## To be done:
From the material below, list every line containing "лифтовых".

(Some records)
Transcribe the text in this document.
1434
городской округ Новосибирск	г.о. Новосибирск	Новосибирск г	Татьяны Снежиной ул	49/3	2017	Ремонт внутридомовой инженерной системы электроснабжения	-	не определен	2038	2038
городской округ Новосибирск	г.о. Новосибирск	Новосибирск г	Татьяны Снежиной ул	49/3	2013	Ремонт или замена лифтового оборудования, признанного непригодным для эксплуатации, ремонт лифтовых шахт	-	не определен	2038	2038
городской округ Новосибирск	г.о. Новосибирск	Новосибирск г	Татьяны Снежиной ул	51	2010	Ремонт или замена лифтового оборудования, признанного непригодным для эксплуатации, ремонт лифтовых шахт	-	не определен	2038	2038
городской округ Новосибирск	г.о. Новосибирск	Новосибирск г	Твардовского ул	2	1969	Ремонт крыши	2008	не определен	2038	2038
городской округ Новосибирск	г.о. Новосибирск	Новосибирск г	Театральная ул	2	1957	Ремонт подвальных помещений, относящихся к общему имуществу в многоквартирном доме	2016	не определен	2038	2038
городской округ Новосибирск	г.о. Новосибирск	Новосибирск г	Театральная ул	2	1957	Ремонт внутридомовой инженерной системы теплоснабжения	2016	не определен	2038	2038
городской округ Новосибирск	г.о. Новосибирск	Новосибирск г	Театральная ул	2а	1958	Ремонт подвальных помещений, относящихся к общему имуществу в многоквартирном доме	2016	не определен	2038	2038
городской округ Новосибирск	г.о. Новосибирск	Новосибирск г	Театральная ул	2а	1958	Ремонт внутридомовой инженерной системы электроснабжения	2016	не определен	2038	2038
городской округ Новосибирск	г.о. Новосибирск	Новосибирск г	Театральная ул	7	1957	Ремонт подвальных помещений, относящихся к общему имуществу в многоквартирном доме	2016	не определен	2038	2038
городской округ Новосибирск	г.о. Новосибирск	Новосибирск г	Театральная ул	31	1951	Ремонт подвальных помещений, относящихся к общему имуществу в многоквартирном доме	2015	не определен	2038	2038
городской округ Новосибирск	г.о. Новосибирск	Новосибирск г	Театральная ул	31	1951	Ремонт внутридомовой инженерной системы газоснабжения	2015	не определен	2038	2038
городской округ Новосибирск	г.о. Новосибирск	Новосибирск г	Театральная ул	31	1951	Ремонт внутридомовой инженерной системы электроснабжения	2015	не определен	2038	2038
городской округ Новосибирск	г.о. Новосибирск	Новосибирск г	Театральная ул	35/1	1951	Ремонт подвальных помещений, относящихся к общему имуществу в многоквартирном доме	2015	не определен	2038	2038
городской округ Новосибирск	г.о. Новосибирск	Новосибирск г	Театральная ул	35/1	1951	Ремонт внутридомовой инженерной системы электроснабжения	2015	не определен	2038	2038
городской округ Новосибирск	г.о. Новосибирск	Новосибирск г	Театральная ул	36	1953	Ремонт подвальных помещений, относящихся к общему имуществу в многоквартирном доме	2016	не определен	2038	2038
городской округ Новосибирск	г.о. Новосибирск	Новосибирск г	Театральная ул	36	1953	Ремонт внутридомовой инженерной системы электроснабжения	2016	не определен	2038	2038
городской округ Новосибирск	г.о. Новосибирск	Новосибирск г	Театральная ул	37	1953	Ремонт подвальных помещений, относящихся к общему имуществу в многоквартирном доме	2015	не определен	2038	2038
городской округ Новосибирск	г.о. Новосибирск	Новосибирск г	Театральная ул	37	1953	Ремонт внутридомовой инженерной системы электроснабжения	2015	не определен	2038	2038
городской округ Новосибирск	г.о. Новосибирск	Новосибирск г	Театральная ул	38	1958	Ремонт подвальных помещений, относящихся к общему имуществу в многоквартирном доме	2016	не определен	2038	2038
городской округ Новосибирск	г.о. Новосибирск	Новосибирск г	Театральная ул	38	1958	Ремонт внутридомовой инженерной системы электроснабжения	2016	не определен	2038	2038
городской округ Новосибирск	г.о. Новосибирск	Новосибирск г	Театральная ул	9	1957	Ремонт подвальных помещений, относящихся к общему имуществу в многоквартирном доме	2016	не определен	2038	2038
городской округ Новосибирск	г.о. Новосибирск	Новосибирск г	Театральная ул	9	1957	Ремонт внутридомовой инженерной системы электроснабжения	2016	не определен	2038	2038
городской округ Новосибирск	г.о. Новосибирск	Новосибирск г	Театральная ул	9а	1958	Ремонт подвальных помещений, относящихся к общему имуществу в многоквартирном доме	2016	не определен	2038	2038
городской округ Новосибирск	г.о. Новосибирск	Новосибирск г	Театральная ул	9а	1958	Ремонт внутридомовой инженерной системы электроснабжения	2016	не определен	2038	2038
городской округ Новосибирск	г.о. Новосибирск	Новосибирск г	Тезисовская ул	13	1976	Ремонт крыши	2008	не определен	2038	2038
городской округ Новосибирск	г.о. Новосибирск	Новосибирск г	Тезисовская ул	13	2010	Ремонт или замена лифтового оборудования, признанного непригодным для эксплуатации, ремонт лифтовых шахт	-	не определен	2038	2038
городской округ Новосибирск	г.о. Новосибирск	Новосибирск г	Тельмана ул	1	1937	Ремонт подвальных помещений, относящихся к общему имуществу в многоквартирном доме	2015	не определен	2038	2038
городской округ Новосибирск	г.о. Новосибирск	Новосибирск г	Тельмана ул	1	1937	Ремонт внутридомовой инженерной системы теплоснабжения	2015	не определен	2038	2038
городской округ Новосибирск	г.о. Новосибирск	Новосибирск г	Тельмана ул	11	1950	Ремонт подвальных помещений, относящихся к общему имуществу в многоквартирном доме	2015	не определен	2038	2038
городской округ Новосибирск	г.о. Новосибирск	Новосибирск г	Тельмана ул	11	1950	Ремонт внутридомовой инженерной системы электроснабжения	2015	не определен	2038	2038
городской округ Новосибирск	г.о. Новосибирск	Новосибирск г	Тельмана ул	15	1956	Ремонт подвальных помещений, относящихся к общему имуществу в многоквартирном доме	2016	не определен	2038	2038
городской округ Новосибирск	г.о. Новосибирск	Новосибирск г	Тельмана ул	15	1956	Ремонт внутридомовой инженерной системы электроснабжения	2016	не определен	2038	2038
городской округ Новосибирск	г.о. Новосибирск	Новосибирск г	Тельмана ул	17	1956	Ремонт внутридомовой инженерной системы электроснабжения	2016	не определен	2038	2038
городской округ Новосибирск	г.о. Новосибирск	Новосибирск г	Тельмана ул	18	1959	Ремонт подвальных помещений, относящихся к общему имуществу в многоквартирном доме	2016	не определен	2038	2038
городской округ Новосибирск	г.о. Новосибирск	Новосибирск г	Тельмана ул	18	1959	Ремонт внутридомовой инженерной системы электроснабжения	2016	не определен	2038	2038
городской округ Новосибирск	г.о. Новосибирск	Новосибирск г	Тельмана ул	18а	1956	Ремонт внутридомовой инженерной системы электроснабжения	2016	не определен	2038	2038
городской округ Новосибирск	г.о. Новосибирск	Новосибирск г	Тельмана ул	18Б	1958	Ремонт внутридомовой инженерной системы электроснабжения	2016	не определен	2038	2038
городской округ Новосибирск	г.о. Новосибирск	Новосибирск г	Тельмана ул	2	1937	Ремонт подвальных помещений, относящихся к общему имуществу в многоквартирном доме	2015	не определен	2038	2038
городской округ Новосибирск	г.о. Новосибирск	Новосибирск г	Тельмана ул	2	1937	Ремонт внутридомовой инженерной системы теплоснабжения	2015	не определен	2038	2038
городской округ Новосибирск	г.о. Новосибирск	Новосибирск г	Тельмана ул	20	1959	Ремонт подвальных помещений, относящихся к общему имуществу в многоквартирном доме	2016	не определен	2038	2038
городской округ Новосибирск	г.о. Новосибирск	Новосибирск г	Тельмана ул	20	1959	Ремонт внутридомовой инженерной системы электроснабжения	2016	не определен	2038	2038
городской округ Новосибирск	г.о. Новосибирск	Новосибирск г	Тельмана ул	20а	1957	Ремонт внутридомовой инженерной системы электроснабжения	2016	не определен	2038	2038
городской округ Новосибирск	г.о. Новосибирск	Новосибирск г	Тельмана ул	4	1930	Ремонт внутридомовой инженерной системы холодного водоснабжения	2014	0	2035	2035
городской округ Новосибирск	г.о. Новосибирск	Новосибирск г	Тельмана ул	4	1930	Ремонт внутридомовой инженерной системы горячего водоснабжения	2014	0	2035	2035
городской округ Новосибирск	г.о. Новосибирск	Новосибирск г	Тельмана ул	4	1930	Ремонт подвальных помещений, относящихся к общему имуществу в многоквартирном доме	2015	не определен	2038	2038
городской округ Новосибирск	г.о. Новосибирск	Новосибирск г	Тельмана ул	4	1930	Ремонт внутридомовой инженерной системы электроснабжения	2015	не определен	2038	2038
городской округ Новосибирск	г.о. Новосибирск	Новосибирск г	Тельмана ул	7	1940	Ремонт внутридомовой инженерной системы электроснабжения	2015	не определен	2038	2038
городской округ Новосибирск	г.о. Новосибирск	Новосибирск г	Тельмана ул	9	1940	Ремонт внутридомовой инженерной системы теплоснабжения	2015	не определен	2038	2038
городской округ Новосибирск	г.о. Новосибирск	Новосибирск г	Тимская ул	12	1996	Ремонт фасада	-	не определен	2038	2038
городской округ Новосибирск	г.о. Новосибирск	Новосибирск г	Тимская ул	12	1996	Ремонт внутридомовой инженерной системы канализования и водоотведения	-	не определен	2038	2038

## Answer to the problem:
городской округ Новосибирск	г.о. Новосибирск	Новосибирск г	Татьяны Снежиной ул	49/3	2013	Ремонт или замена лифтового оборудования, признанного непригодным для эксплуатации, ремонт лифтовых шахт	-	не определен	2038	2038
городской округ Новосибирск	г.о. Новосибирск	Новосибирск г	Татьяны Снежиной ул	51	2010	Ремонт или замена лифтового оборудования, признанного непригодным для эксплуатации, ремонт лифтовых шахт	-	не определен	2038	2038
городской округ Новосибирск	г.о. Новосибирск	Новосибирск г	Тезисовская ул	13	2010	Ремонт или замена лифтового оборудования, признанного непригодным для эксплуатации, ремонт лифтовых шахт	-	не определен	2038	2038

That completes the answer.